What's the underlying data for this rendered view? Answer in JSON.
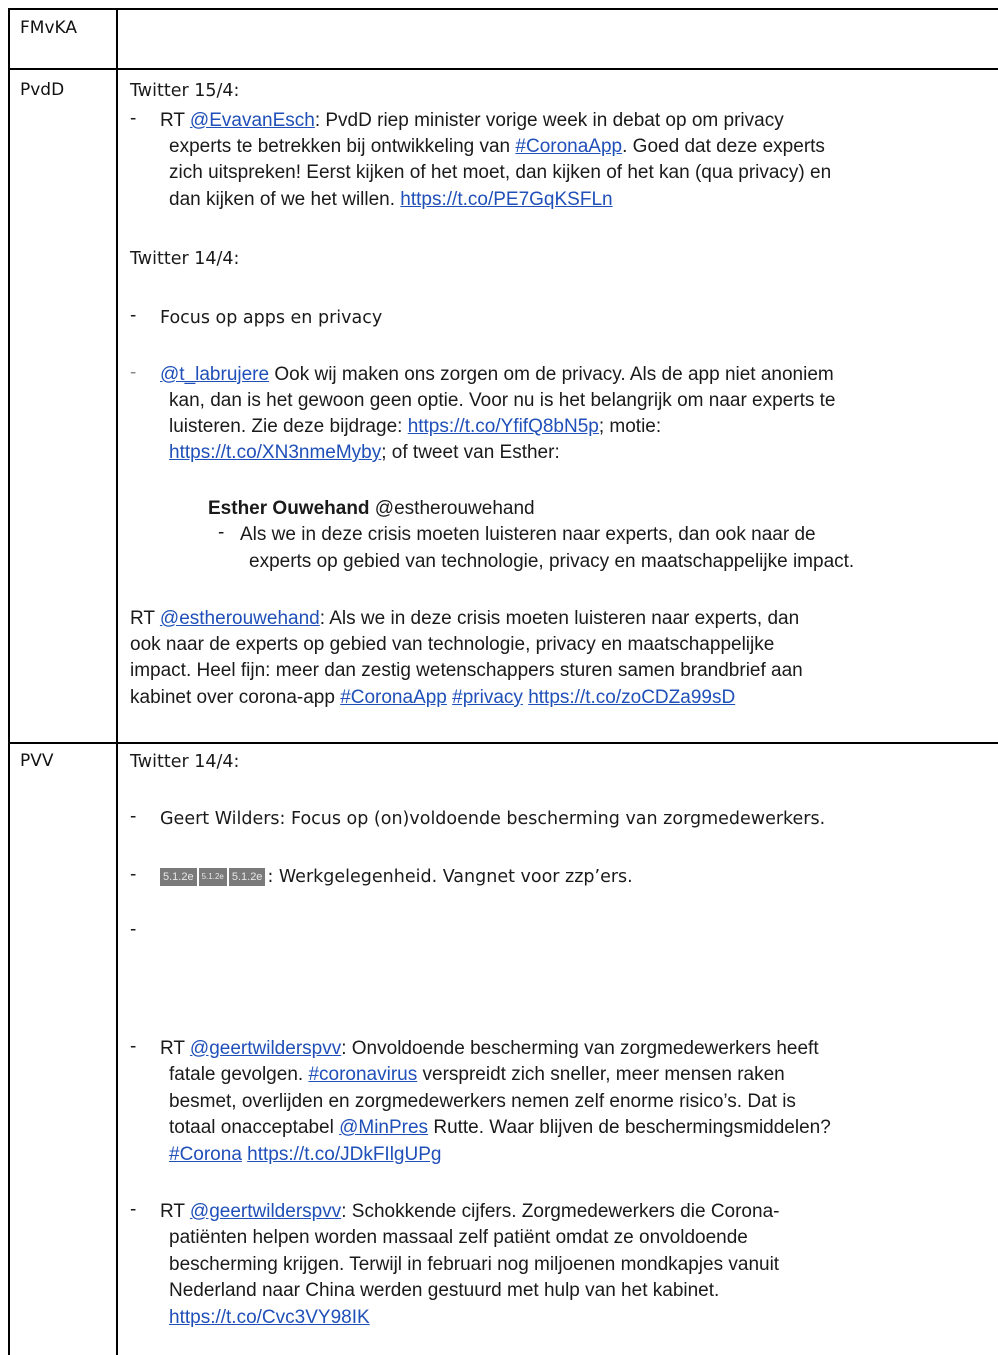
{
  "rows": {
    "fmvka": {
      "label": "FMvKA"
    },
    "pvdd": {
      "label": "PvdD",
      "h1": "Twitter 15/4:",
      "rt1": {
        "prefix": "RT ",
        "mention": "@EvavanEsch",
        "l1a": ": PvdD riep minister vorige week in debat op om privacy",
        "l2a": "experts te betrekken bij ontwikkeling van ",
        "l2tag": "#CoronaApp",
        "l2b": ". Goed dat deze experts",
        "l3": "zich uitspreken! Eerst kijken of het moet, dan kijken of het kan (qua privacy) en",
        "l4a": "dan kijken of we het willen. ",
        "l4link": "https://t.co/PE7GqKSFLn"
      },
      "h2": "Twitter 14/4:",
      "focus": "Focus op apps en privacy",
      "t2": {
        "mention": "@t_labrujere",
        "l1": " Ook wij maken ons zorgen om de privacy. Als de app niet anoniem",
        "l2": "kan, dan is het gewoon geen optie. Voor nu is het belangrijk om naar experts te",
        "l3a": "luisteren. Zie deze bijdrage: ",
        "l3link": "https://t.co/YfifQ8bN5p",
        "l3b": "; motie:",
        "l4link": "https://t.co/XN3nmeMyby",
        "l4b": "; of tweet van Esther:"
      },
      "quote": {
        "name": "Esther Ouwehand",
        "handle": " @estherouwehand",
        "l1": "Als we in deze crisis moeten luisteren naar experts, dan ook naar de",
        "l2": "experts op gebied van technologie, privacy en maatschappelijke impact."
      },
      "rt2": {
        "prefix": "RT ",
        "mention": "@estherouwehand",
        "l1": ": Als we in deze crisis moeten luisteren naar experts, dan",
        "l2": "ook naar de experts op gebied van technologie, privacy en maatschappelijke",
        "l3": "impact. Heel fijn: meer dan zestig wetenschappers sturen samen brandbrief aan",
        "l4a": "kabinet over corona-app ",
        "l4tag1": "#CoronaApp",
        "l4tag2": "#privacy",
        "l4link": "https://t.co/zoCDZa99sD"
      }
    },
    "pvv": {
      "label": "PVV",
      "h1": "Twitter 14/4:",
      "b1": "Geert Wilders: Focus op (on)voldoende bescherming van zorgmedewerkers.",
      "redactions": [
        "5.1.2e",
        "5.1.2e",
        "5.1.2e"
      ],
      "b2": ": Werkgelegenheid. Vangnet voor zzp’ers.",
      "b3": "-",
      "rt1": {
        "prefix": "RT ",
        "mention": "@geertwilderspvv",
        "l1": ": Onvoldoende bescherming van zorgmedewerkers heeft",
        "l2": "fatale gevolgen. ",
        "l2tag": "#coronavirus",
        "l2b": " verspreidt zich sneller, meer mensen raken",
        "l3": "besmet, overlijden en zorgmedewerkers nemen zelf enorme risico’s. Dat is",
        "l4a": "totaal onacceptabel ",
        "l4mention": "@MinPres",
        "l4b": " Rutte. Waar blijven de beschermingsmiddelen?",
        "l5tag": "#Corona",
        "l5link": "https://t.co/JDkFIlgUPg"
      },
      "rt2": {
        "prefix": "RT ",
        "mention": "@geertwilderspvv",
        "l1": ": Schokkende cijfers. Zorgmedewerkers die Corona-",
        "l2": "patiënten helpen worden massaal zelf patiënt omdat ze onvoldoende",
        "l3": "bescherming krijgen. Terwijl in februari nog miljoenen mondkapjes vanuit",
        "l4": "Nederland naar China werden gestuurd met hulp van het kabinet.",
        "l5link": "https://t.co/Cvc3VY98IK"
      }
    }
  }
}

* Problem to solve
Where the string "deze" appears in a line of the material above, count that line, and say only how many there are.

* Answer for this exercise
4